> _Stored data_:
# # #

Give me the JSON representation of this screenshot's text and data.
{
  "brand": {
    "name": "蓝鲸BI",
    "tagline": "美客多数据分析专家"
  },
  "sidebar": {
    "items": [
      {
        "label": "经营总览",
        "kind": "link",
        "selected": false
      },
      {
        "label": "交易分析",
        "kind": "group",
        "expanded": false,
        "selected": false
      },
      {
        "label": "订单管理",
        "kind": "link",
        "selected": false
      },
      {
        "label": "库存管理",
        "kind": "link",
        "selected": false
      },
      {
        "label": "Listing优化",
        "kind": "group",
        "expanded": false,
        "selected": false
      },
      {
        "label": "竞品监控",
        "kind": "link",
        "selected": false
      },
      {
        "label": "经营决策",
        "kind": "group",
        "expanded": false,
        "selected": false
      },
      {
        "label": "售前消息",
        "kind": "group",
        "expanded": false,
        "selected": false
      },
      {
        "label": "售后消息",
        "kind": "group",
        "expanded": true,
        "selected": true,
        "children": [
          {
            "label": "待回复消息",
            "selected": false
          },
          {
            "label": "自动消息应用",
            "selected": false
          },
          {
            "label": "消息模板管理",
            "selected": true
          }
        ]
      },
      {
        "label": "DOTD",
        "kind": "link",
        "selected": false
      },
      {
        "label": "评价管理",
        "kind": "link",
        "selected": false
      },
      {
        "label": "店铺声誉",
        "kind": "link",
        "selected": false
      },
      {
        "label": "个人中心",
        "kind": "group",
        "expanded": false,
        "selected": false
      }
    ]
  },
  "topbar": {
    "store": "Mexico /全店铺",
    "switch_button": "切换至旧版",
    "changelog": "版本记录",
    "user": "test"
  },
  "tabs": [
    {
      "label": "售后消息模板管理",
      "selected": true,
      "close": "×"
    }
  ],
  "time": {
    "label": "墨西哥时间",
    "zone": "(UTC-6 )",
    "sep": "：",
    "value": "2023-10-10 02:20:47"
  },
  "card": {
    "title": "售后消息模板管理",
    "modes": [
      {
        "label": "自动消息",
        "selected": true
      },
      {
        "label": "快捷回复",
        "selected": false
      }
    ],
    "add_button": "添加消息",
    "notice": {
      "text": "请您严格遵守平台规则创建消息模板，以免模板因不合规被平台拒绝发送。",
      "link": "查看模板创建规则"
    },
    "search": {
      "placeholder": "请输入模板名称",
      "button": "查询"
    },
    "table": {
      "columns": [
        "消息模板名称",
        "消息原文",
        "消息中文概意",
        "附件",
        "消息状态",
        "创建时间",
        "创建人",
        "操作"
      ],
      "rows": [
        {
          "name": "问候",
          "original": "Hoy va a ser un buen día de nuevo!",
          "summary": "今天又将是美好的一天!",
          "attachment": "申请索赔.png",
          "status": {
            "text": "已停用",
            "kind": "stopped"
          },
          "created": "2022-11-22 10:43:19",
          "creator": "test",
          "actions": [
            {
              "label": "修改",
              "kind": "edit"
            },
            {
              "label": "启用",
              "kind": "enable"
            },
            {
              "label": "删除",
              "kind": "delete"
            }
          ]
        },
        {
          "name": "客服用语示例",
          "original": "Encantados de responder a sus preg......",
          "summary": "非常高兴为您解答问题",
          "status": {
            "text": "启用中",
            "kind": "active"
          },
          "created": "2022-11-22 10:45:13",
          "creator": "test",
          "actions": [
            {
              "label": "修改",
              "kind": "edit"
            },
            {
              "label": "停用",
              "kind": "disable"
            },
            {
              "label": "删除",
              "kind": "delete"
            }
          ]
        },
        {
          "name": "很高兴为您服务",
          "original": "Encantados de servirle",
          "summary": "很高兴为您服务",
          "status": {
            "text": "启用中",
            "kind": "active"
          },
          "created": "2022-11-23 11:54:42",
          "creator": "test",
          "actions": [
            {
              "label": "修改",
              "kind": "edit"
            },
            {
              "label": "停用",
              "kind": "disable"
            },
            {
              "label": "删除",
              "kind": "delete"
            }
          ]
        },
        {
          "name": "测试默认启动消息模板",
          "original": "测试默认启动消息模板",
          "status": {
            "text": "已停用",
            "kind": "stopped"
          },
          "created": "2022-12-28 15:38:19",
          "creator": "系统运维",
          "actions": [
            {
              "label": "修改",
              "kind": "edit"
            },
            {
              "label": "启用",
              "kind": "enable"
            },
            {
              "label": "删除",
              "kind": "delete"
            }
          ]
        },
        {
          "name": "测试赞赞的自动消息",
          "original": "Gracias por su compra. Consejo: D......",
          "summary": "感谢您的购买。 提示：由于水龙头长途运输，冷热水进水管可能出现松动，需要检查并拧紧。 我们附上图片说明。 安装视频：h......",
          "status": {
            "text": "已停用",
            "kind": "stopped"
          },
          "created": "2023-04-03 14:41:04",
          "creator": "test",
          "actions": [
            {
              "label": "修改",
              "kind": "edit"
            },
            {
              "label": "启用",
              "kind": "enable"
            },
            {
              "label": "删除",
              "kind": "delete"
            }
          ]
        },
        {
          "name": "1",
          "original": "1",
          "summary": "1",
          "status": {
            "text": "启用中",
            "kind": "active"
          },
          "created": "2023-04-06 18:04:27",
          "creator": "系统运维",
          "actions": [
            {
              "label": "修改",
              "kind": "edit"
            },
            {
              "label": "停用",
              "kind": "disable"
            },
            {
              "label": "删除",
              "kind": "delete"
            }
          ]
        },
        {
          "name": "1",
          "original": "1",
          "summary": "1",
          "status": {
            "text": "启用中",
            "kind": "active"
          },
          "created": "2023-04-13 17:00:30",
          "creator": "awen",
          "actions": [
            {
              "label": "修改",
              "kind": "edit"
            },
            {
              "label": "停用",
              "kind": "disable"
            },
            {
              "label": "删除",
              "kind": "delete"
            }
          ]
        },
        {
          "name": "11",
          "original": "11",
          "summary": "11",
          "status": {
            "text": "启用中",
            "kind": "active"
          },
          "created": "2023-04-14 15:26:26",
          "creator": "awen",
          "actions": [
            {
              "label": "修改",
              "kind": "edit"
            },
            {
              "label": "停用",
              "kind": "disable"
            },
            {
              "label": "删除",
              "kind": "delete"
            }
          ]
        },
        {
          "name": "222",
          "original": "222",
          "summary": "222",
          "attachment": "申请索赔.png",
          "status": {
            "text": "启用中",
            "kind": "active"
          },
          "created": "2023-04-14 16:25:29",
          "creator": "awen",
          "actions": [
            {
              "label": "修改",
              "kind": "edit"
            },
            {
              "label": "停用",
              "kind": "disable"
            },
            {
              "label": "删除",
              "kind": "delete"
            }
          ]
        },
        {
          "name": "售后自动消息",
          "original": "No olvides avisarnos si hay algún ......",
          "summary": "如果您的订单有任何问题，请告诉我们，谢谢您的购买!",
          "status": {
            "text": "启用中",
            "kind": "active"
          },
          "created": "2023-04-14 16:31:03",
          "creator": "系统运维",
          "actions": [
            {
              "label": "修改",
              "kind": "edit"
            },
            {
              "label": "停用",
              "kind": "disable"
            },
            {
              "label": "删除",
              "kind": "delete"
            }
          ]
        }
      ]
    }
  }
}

# # #

> _What to produce_:
Your task is to print the whole listing again exactly.

> _Task response_:
Give me the JSON representation of this screenshot's text and data.
{
  "brand": {
    "name": "蓝鲸BI",
    "tagline": "美客多数据分析专家"
  },
  "sidebar": {
    "items": [
      {
        "label": "经营总览",
        "kind": "link",
        "selected": false
      },
      {
        "label": "交易分析",
        "kind": "group",
        "expanded": false,
        "selected": false
      },
      {
        "label": "订单管理",
        "kind": "link",
        "selected": false
      },
      {
        "label": "库存管理",
        "kind": "link",
        "selected": false
      },
      {
        "label": "Listing优化",
        "kind": "group",
        "expanded": false,
        "selected": false
      },
      {
        "label": "竞品监控",
        "kind": "link",
        "selected": false
      },
      {
        "label": "经营决策",
        "kind": "group",
        "expanded": false,
        "selected": false
      },
      {
        "label": "售前消息",
        "kind": "group",
        "expanded": false,
        "selected": false
      },
      {
        "label": "售后消息",
        "kind": "group",
        "expanded": true,
        "selected": true,
        "children": [
          {
            "label": "待回复消息",
            "selected": false
          },
          {
            "label": "自动消息应用",
            "selected": false
          },
          {
            "label": "消息模板管理",
            "selected": true
          }
        ]
      },
      {
        "label": "DOTD",
        "kind": "link",
        "selected": false
      },
      {
        "label": "评价管理",
        "kind": "link",
        "selected": false
      },
      {
        "label": "店铺声誉",
        "kind": "link",
        "selected": false
      },
      {
        "label": "个人中心",
        "kind": "group",
        "expanded": false,
        "selected": false
      }
    ]
  },
  "topbar": {
    "store": "Mexico /全店铺",
    "switch_button": "切换至旧版",
    "changelog": "版本记录",
    "user": "test"
  },
  "tabs": [
    {
      "label": "售后消息模板管理",
      "selected": true,
      "close": "×"
    }
  ],
  "time": {
    "label": "墨西哥时间",
    "zone": "(UTC-6 )",
    "sep": "：",
    "value": "2023-10-10 02:20:47"
  },
  "card": {
    "title": "售后消息模板管理",
    "modes": [
      {
        "label": "自动消息",
        "selected": true
      },
      {
        "label": "快捷回复",
        "selected": false
      }
    ],
    "add_button": "添加消息",
    "notice": {
      "text": "请您严格遵守平台规则创建消息模板，以免模板因不合规被平台拒绝发送。",
      "link": "查看模板创建规则"
    },
    "search": {
      "placeholder": "请输入模板名称",
      "button": "查询"
    },
    "table": {
      "columns": [
        "消息模板名称",
        "消息原文",
        "消息中文概意",
        "附件",
        "消息状态",
        "创建时间",
        "创建人",
        "操作"
      ],
      "rows": [
        {
          "name": "问候",
          "original": "Hoy va a ser un buen día de nuevo!",
          "summary": "今天又将是美好的一天!",
          "attachment": "申请索赔.png",
          "status": {
            "text": "已停用",
            "kind": "stopped"
          },
          "created": "2022-11-22 10:43:19",
          "creator": "test",
          "actions": [
            {
              "label": "修改",
              "kind": "edit"
            },
            {
              "label": "启用",
              "kind": "enable"
            },
            {
              "label": "删除",
              "kind": "delete"
            }
          ]
        },
        {
          "name": "客服用语示例",
          "original": "Encantados de responder a sus preg......",
          "summary": "非常高兴为您解答问题",
          "status": {
            "text": "启用中",
            "kind": "active"
          },
          "created": "2022-11-22 10:45:13",
          "creator": "test",
          "actions": [
            {
              "label": "修改",
              "kind": "edit"
            },
            {
              "label": "停用",
              "kind": "disable"
            },
            {
              "label": "删除",
              "kind": "delete"
            }
          ]
        },
        {
          "name": "很高兴为您服务",
          "original": "Encantados de servirle",
          "summary": "很高兴为您服务",
          "status": {
            "text": "启用中",
            "kind": "active"
          },
          "created": "2022-11-23 11:54:42",
          "creator": "test",
          "actions": [
            {
              "label": "修改",
              "kind": "edit"
            },
            {
              "label": "停用",
              "kind": "disable"
            },
            {
              "label": "删除",
              "kind": "delete"
            }
          ]
        },
        {
          "name": "测试默认启动消息模板",
          "original": "测试默认启动消息模板",
          "status": {
            "text": "已停用",
            "kind": "stopped"
          },
          "created": "2022-12-28 15:38:19",
          "creator": "系统运维",
          "actions": [
            {
              "label": "修改",
              "kind": "edit"
            },
            {
              "label": "启用",
              "kind": "enable"
            },
            {
              "label": "删除",
              "kind": "delete"
            }
          ]
        },
        {
          "name": "测试赞赞的自动消息",
          "original": "Gracias por su compra. Consejo: D......",
          "summary": "感谢您的购买。 提示：由于水龙头长途运输，冷热水进水管可能出现松动，需要检查并拧紧。 我们附上图片说明。 安装视频：h......",
          "status": {
            "text": "已停用",
            "kind": "stopped"
          },
          "created": "2023-04-03 14:41:04",
          "creator": "test",
          "actions": [
            {
              "label": "修改",
              "kind": "edit"
            },
            {
              "label": "启用",
              "kind": "enable"
            },
            {
              "label": "删除",
              "kind": "delete"
            }
          ]
        },
        {
          "name": "1",
          "original": "1",
          "summary": "1",
          "status": {
            "text": "启用中",
            "kind": "active"
          },
          "created": "2023-04-06 18:04:27",
          "creator": "系统运维",
          "actions": [
            {
              "label": "修改",
              "kind": "edit"
            },
            {
              "label": "停用",
              "kind": "disable"
            },
            {
              "label": "删除",
              "kind": "delete"
            }
          ]
        },
        {
          "name": "1",
          "original": "1",
          "summary": "1",
          "status": {
            "text": "启用中",
            "kind": "active"
          },
          "created": "2023-04-13 17:00:30",
          "creator": "awen",
          "actions": [
            {
              "label": "修改",
              "kind": "edit"
            },
            {
              "label": "停用",
              "kind": "disable"
            },
            {
              "label": "删除",
              "kind": "delete"
            }
          ]
        },
        {
          "name": "11",
          "original": "11",
          "summary": "11",
          "status": {
            "text": "启用中",
            "kind": "active"
          },
          "created": "2023-04-14 15:26:26",
          "creator": "awen",
          "actions": [
            {
              "label": "修改",
              "kind": "edit"
            },
            {
              "label": "停用",
              "kind": "disable"
            },
            {
              "label": "删除",
              "kind": "delete"
            }
          ]
        },
        {
          "name": "222",
          "original": "222",
          "summary": "222",
          "attachment": "申请索赔.png",
          "status": {
            "text": "启用中",
            "kind": "active"
          },
          "created": "2023-04-14 16:25:29",
          "creator": "awen",
          "actions": [
            {
              "label": "修改",
              "kind": "edit"
            },
            {
              "label": "停用",
              "kind": "disable"
            },
            {
              "label": "删除",
              "kind": "delete"
            }
          ]
        },
        {
          "name": "售后自动消息",
          "original": "No olvides avisarnos si hay algún ......",
          "summary": "如果您的订单有任何问题，请告诉我们，谢谢您的购买!",
          "status": {
            "text": "启用中",
            "kind": "active"
          },
          "created": "2023-04-14 16:31:03",
          "creator": "系统运维",
          "actions": [
            {
              "label": "修改",
              "kind": "edit"
            },
            {
              "label": "停用",
              "kind": "disable"
            },
            {
              "label": "删除",
              "kind": "delete"
            }
          ]
        }
      ]
    }
  }
}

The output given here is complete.